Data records
--- START ---
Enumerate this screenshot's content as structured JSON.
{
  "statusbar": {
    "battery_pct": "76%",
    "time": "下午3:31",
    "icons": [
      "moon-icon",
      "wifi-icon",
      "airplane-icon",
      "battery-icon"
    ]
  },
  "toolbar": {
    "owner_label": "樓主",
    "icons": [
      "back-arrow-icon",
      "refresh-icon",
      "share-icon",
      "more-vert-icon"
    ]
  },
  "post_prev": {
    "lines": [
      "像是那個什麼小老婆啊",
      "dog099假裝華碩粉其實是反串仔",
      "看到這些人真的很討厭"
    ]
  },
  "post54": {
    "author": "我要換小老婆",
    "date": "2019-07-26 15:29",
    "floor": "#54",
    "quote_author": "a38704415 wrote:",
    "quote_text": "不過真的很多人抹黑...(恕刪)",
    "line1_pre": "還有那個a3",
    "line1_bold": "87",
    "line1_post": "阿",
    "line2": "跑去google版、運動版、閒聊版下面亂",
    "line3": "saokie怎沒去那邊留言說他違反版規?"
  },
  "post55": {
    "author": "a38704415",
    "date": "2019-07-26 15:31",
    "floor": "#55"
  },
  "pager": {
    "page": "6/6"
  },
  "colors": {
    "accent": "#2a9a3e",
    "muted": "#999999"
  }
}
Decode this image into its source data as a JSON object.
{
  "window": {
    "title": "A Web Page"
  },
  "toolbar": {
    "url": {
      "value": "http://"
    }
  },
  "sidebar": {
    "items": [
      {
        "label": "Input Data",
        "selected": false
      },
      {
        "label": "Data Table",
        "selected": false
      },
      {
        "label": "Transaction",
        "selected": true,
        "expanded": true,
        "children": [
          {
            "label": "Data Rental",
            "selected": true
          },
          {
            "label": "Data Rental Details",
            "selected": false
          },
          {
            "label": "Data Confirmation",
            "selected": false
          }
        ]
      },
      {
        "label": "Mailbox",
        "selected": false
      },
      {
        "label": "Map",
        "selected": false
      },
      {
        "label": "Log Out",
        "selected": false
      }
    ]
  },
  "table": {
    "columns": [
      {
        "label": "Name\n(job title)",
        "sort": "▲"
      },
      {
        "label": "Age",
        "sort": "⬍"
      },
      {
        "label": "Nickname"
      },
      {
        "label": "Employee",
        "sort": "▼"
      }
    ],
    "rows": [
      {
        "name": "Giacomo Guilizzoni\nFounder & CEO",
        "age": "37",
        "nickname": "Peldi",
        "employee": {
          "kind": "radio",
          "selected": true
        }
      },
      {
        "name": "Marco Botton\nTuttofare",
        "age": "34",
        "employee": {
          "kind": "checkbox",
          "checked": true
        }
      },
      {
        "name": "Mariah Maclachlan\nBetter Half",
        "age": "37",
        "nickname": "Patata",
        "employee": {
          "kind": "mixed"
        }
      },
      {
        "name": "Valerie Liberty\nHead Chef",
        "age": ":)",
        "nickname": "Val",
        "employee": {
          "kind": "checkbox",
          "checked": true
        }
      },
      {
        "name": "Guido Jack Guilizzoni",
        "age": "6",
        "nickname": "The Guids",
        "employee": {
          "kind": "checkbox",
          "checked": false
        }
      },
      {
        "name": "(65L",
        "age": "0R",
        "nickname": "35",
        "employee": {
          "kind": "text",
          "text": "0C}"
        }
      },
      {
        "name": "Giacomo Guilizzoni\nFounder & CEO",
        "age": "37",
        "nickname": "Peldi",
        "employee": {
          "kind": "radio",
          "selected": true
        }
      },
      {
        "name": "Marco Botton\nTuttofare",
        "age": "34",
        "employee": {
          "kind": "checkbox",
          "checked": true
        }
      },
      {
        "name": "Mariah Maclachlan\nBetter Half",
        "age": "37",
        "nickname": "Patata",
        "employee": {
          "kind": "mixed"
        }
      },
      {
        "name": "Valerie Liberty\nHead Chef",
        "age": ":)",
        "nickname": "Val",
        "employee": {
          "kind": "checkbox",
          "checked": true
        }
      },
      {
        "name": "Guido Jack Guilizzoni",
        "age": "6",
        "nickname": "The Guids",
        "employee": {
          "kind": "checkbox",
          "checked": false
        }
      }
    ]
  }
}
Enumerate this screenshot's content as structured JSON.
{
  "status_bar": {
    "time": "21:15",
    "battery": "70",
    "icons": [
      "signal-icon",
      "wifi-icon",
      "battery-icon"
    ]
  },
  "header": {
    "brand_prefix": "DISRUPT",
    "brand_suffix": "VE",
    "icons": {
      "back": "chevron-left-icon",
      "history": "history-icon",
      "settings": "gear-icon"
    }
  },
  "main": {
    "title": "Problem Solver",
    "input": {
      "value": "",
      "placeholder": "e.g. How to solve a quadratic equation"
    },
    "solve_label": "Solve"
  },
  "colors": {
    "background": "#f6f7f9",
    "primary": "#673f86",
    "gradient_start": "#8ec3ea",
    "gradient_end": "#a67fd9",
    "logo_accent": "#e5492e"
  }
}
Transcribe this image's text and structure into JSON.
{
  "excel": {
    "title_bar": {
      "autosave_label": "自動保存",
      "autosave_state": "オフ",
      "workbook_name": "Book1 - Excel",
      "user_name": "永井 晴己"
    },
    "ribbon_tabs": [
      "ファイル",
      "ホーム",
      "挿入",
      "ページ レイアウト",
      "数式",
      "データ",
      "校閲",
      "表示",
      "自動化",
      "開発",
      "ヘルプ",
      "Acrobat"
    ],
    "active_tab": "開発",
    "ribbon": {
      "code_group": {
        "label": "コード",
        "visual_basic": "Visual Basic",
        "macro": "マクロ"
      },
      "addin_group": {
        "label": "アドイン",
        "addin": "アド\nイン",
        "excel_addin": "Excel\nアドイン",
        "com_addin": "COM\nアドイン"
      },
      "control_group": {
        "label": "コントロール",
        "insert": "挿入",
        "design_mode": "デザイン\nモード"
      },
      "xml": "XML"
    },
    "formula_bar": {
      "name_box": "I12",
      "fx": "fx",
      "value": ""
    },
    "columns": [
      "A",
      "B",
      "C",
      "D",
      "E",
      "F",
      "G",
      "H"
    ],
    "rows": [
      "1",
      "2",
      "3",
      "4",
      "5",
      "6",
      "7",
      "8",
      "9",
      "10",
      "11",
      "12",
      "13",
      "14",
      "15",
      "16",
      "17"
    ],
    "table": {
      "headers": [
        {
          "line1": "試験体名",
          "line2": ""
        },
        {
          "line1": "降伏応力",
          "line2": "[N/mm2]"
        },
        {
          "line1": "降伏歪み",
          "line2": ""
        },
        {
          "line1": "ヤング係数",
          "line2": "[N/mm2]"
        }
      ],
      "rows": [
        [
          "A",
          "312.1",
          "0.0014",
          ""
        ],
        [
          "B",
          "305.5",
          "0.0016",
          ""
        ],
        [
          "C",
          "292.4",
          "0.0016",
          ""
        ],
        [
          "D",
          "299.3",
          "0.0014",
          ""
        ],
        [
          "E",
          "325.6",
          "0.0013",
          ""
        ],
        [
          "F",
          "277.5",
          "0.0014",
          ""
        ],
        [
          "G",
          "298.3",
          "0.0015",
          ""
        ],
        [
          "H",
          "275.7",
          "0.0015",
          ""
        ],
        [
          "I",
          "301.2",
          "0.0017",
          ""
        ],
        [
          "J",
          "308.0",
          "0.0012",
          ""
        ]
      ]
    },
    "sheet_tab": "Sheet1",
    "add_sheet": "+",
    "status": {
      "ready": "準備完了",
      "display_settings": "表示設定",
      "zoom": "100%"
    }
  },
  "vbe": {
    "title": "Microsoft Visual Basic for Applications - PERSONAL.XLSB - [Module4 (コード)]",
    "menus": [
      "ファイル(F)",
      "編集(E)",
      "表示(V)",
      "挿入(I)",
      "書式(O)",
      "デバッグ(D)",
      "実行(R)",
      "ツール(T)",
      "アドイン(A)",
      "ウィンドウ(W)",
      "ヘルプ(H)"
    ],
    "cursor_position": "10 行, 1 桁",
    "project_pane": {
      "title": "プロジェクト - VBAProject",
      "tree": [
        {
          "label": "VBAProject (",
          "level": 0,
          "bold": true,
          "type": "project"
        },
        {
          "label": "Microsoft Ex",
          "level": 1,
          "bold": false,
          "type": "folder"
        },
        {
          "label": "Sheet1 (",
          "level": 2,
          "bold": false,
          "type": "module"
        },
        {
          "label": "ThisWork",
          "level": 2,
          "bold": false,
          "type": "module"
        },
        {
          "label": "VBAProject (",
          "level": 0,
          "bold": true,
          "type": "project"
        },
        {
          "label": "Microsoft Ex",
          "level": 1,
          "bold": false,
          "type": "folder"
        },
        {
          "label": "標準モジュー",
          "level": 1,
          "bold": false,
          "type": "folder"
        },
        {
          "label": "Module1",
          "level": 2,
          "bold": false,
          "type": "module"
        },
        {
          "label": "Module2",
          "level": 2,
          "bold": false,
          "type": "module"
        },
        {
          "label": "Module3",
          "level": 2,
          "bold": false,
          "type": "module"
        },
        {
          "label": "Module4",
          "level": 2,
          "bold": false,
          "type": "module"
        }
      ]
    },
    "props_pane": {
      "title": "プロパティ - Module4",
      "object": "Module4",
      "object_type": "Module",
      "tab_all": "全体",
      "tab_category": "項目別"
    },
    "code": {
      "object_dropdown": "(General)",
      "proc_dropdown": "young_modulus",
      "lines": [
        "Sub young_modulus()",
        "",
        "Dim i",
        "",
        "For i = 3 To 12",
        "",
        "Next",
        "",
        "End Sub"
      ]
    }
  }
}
--- END ---
Scan the material for lines with the word "image", and copy each line you find.

IN RESPONSE:
Decode this image into its source data as a JSON object.
Transcribe this image's text and structure into JSON.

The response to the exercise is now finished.